**Stated exercise:** Read the listing and extract each line that includes the word "facility".

(Items from a data source)
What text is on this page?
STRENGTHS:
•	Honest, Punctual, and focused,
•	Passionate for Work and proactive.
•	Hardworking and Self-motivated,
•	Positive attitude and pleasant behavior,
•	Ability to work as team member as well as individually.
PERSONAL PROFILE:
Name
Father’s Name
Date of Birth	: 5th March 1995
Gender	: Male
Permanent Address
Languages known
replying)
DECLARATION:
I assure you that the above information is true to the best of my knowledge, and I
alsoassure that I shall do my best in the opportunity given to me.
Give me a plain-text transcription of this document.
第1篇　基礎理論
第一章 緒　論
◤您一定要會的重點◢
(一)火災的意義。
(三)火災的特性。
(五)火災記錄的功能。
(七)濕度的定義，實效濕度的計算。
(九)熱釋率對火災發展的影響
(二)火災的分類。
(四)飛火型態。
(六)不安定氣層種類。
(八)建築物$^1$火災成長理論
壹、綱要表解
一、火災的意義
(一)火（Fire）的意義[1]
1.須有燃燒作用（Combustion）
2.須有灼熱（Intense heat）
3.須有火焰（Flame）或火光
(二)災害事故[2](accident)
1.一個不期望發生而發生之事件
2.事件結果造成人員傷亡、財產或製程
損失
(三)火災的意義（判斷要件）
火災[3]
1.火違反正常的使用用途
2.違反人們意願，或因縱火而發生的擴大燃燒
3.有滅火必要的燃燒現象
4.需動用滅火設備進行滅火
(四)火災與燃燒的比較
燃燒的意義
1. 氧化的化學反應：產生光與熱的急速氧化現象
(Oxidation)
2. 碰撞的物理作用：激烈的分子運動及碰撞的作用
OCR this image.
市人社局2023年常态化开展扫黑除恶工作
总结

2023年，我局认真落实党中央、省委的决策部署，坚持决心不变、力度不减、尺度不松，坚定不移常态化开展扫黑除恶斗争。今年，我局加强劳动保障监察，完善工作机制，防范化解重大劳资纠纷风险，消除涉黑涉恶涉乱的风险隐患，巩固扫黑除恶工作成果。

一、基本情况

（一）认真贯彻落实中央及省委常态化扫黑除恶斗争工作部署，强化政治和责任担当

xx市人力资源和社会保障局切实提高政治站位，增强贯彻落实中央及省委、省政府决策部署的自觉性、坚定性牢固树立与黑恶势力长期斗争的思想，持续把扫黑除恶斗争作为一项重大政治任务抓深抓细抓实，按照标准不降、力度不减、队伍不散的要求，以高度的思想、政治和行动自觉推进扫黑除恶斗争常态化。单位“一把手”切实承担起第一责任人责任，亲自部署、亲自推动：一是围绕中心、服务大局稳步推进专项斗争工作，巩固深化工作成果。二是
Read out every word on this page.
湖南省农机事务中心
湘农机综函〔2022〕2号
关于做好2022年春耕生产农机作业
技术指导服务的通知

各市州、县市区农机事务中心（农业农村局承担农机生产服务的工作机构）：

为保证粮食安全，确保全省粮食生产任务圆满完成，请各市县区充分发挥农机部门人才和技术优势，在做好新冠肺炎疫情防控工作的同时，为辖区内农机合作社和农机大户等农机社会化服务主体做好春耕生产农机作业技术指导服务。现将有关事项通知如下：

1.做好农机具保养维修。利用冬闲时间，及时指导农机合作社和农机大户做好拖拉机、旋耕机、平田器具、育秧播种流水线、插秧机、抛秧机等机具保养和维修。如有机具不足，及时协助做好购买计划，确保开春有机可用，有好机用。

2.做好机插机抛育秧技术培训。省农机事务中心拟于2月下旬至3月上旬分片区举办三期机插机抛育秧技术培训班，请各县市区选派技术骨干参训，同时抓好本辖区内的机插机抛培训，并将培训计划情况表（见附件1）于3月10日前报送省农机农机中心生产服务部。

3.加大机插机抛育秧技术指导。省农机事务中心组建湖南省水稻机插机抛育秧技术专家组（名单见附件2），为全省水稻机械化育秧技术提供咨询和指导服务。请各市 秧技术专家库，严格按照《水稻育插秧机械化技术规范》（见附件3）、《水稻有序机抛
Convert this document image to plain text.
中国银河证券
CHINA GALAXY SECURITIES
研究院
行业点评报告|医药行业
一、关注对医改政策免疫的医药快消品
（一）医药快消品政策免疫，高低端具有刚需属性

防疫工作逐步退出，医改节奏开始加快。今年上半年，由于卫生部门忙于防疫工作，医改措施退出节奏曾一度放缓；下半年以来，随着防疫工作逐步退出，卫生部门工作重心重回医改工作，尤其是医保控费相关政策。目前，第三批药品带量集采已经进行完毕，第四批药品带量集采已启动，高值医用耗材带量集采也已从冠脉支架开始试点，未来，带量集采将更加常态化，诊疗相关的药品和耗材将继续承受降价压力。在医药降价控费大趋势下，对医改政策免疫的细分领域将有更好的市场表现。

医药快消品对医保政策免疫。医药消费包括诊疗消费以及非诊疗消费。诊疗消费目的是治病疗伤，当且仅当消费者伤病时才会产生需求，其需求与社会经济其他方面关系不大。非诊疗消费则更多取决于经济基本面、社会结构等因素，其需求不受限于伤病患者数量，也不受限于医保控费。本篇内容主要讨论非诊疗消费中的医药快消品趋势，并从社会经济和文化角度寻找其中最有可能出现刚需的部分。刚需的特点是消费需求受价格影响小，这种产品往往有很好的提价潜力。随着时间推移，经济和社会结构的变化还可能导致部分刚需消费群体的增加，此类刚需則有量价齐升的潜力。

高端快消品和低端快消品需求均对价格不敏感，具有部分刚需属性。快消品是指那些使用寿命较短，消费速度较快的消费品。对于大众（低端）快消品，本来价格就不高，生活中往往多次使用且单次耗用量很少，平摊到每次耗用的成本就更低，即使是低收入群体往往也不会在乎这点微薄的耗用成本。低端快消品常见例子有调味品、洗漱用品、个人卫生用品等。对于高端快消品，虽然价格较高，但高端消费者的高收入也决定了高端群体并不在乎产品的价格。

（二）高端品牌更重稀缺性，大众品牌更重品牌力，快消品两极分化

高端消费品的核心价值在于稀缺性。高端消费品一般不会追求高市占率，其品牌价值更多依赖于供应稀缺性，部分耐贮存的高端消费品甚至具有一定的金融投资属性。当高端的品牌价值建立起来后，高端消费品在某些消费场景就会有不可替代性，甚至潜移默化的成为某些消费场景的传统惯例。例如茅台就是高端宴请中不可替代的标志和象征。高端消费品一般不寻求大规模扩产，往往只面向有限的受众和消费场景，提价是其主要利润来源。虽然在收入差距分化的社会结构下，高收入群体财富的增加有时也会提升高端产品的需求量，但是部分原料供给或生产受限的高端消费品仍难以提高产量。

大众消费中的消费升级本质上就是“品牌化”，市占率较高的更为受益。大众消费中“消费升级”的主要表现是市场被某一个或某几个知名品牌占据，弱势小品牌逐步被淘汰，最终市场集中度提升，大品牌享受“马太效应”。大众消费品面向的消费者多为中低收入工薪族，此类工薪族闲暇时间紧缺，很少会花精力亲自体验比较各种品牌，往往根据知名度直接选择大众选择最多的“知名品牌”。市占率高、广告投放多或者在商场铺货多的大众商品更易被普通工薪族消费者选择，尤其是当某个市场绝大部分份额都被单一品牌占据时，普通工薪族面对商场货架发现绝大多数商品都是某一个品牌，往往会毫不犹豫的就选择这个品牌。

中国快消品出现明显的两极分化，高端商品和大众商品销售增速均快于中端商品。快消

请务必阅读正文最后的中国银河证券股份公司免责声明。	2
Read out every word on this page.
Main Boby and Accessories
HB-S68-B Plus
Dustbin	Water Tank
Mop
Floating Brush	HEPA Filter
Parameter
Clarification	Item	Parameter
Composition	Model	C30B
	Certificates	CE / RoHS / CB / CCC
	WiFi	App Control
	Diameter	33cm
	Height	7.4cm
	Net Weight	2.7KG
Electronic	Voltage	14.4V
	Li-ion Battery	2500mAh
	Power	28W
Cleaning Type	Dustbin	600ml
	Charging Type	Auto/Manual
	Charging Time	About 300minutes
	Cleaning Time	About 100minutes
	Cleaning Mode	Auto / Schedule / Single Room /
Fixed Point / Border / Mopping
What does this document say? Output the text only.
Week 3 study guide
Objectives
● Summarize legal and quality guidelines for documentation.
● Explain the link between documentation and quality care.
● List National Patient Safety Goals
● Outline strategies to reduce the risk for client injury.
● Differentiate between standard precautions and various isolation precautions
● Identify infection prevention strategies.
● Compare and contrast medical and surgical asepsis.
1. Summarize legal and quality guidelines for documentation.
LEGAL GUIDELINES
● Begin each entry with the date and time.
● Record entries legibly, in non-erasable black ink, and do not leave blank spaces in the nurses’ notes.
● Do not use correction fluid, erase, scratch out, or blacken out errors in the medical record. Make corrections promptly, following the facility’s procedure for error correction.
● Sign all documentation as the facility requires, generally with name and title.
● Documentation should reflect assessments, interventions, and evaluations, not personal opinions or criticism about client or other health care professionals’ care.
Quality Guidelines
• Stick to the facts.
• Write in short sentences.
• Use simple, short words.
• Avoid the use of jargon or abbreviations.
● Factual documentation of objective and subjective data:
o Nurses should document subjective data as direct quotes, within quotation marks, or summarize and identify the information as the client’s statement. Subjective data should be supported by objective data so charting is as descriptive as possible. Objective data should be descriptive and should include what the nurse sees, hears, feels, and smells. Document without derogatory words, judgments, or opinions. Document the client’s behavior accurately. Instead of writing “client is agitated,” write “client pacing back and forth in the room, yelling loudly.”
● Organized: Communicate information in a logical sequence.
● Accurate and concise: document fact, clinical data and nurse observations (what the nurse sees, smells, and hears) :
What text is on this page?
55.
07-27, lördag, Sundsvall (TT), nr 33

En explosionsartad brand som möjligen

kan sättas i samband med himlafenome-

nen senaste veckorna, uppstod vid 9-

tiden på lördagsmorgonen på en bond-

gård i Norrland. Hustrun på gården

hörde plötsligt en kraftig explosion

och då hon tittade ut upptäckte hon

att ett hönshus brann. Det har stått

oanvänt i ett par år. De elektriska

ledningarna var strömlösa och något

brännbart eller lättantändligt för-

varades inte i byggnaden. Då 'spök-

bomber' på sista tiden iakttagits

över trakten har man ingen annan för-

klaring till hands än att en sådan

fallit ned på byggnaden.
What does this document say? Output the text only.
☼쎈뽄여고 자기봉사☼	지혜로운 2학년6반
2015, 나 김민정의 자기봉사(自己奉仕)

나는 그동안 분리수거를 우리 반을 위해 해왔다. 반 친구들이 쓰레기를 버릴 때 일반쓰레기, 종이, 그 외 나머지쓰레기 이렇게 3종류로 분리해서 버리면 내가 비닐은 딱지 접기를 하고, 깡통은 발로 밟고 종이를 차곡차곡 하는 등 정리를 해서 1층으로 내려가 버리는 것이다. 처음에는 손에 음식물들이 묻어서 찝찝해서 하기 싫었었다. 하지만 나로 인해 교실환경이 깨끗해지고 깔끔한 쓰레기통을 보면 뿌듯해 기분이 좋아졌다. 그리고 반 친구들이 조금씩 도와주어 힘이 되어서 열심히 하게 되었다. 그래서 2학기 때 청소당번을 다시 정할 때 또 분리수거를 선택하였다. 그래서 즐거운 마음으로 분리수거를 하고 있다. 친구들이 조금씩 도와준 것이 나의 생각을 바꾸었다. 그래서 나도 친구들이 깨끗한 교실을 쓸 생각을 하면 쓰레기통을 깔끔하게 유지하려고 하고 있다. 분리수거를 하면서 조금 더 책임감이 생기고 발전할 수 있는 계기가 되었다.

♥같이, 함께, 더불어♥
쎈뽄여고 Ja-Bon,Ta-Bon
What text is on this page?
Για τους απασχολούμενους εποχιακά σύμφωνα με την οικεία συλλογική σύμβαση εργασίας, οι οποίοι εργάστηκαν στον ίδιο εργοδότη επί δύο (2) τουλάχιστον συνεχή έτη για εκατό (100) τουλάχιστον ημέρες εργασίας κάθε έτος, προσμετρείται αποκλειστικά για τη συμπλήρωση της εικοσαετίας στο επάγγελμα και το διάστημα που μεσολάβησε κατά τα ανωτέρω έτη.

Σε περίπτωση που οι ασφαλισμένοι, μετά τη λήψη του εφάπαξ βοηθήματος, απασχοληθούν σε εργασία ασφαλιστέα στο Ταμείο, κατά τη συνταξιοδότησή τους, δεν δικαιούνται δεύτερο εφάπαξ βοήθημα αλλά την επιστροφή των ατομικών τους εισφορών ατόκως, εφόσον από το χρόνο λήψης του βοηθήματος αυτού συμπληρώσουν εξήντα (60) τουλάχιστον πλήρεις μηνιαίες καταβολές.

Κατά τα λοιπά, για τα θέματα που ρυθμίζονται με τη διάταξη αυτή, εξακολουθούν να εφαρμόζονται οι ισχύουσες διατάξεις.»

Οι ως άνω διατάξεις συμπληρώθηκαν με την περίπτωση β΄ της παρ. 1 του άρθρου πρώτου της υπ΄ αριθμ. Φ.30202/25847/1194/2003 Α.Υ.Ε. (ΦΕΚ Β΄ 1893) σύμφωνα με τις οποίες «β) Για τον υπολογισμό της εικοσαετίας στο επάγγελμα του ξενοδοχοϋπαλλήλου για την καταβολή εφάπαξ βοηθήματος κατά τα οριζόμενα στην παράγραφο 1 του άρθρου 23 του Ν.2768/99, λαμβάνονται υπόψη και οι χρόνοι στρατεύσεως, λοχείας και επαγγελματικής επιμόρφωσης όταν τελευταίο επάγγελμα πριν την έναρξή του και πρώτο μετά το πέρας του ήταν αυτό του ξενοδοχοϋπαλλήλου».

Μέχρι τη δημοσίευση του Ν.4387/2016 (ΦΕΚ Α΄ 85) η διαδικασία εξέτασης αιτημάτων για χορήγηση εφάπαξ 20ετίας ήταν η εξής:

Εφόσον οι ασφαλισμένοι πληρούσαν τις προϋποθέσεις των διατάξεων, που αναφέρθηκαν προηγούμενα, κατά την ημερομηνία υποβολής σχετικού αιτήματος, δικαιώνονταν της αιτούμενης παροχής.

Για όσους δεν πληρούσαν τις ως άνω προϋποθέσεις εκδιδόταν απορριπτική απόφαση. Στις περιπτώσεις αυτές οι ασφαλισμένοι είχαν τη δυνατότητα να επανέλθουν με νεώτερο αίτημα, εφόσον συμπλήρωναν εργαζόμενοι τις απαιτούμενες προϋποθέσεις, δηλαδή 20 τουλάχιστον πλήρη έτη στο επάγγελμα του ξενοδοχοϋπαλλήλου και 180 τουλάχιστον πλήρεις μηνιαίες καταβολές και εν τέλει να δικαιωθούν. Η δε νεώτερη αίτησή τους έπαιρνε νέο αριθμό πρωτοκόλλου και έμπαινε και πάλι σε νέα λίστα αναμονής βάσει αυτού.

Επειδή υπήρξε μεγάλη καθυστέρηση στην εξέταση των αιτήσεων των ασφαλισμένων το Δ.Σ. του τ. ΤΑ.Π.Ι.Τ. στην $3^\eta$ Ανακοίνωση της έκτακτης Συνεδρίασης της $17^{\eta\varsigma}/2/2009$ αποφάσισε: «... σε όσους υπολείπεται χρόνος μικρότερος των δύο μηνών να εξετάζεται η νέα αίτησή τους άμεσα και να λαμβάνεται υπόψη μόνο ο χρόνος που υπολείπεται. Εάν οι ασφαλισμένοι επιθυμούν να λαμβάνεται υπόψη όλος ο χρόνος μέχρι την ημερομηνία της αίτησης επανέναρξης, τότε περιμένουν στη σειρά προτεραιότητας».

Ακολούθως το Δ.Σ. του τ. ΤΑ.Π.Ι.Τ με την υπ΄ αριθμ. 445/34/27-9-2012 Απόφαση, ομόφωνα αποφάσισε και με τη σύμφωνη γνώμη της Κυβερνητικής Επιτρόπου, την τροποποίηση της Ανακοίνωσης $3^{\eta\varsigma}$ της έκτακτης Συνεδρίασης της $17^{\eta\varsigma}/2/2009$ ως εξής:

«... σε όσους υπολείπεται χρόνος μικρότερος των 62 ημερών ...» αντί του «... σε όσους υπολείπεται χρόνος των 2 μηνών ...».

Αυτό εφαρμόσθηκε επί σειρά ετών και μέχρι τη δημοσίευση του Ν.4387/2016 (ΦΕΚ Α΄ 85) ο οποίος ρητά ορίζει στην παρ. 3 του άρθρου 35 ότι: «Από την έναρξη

**Reply:**
● Do not use correction fluid, erase, scratch out, or blacken out errors in the medical record. Make corrections promptly, following the facility’s procedure for error correction.
● Sign all documentation as the facility requires, generally with name and title.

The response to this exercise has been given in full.